▼

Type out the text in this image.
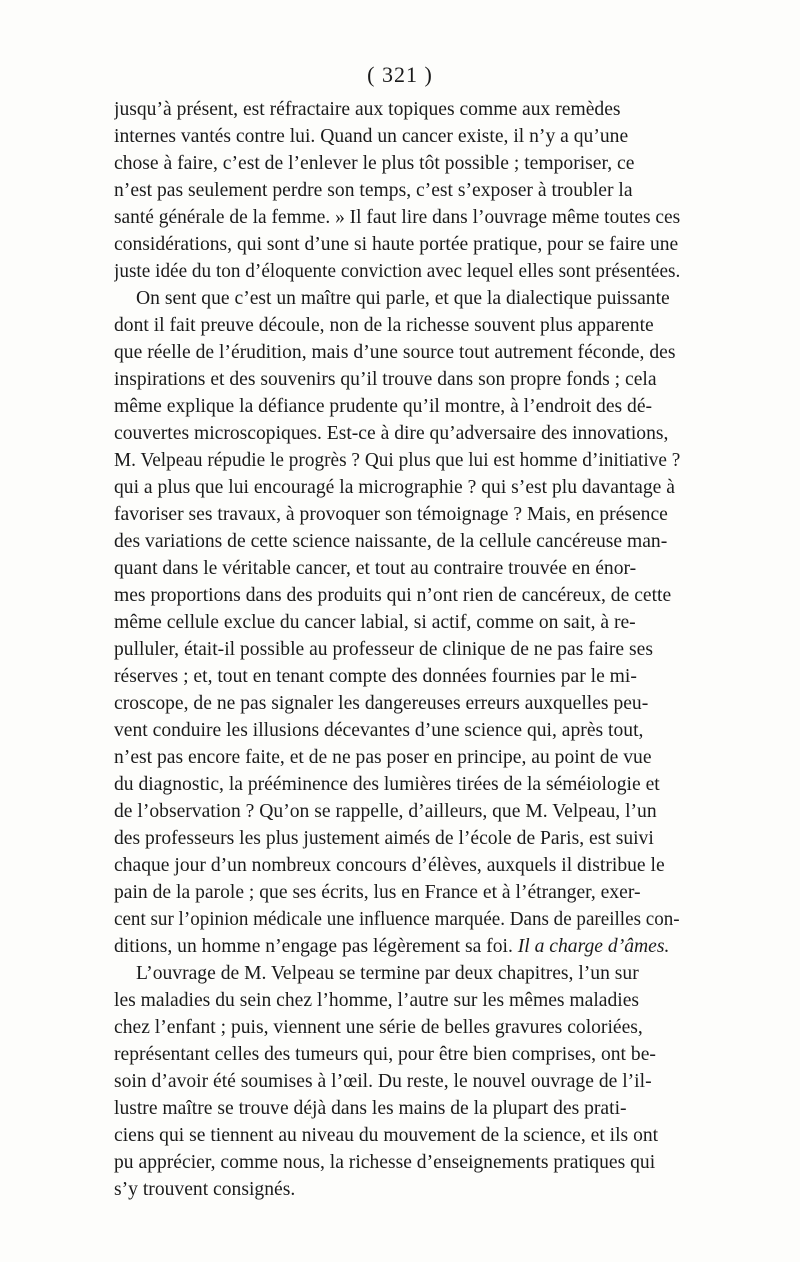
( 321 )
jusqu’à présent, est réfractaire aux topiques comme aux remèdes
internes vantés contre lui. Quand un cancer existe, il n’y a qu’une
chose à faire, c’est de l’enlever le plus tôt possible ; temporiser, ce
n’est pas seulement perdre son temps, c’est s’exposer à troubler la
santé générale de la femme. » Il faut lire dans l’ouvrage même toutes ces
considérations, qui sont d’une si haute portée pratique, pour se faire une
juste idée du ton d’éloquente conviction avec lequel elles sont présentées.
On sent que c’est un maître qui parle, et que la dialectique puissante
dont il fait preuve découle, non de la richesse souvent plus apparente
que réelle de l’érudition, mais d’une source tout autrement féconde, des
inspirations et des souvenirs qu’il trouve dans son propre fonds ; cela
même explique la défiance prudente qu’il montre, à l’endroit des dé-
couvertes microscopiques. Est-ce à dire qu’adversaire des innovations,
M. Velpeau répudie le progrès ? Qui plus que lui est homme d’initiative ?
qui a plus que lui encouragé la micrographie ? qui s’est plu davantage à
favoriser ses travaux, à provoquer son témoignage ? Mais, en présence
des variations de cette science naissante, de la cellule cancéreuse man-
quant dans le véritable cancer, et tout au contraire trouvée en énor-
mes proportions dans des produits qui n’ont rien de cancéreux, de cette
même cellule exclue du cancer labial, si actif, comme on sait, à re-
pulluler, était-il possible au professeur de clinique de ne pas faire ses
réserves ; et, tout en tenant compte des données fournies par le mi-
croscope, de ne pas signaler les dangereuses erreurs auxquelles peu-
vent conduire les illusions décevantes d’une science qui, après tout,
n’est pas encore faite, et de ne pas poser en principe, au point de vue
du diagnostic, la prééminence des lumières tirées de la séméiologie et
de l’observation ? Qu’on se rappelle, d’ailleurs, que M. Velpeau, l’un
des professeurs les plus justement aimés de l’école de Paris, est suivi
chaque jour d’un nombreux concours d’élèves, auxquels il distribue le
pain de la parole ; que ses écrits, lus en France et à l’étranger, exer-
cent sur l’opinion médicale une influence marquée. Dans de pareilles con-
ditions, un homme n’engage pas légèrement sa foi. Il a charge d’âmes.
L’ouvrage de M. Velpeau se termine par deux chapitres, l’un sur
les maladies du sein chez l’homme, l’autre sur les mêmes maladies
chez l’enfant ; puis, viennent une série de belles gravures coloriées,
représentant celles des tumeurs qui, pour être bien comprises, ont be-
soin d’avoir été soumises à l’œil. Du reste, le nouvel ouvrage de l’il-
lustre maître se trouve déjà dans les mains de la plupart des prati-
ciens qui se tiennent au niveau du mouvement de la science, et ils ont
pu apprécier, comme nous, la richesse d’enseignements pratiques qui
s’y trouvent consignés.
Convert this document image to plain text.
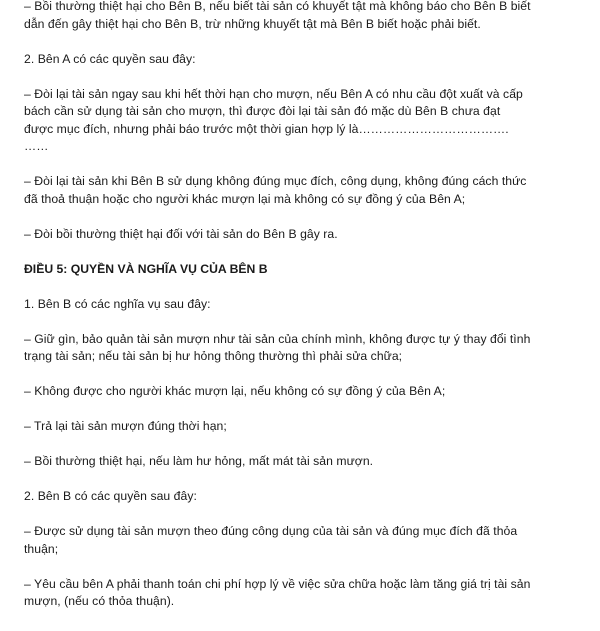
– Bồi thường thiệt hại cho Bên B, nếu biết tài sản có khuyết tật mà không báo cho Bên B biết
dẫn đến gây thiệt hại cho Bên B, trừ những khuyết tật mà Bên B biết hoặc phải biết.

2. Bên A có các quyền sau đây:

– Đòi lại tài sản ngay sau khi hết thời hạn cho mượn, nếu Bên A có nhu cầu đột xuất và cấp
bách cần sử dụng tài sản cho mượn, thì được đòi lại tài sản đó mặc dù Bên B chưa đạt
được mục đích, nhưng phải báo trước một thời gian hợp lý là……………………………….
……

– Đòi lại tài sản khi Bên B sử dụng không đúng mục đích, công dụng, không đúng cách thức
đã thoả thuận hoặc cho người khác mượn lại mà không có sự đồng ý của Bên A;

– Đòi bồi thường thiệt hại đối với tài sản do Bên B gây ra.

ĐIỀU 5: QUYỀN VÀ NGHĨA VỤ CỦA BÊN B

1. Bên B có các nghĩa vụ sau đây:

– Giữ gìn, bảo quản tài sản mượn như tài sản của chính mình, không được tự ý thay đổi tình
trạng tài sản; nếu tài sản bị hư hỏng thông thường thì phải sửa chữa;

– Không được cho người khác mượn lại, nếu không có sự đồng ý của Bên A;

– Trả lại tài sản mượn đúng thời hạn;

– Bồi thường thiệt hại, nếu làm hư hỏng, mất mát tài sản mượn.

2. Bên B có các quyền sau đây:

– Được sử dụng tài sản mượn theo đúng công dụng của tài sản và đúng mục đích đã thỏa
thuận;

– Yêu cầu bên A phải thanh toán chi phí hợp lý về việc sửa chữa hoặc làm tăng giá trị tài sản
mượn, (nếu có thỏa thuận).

▲

TASK REQUIREMENTS | From the records, copy every line that has the string "thiệt" in it.

RESULT OF THIS EXERCISE |
– Bồi thường thiệt hại cho Bên B, nếu biết tài sản có khuyết tật mà không báo cho Bên B biết
dẫn đến gây thiệt hại cho Bên B, trừ những khuyết tật mà Bên B biết hoặc phải biết.
– Đòi bồi thường thiệt hại đối với tài sản do Bên B gây ra.
– Bồi thường thiệt hại, nếu làm hư hỏng, mất mát tài sản mượn.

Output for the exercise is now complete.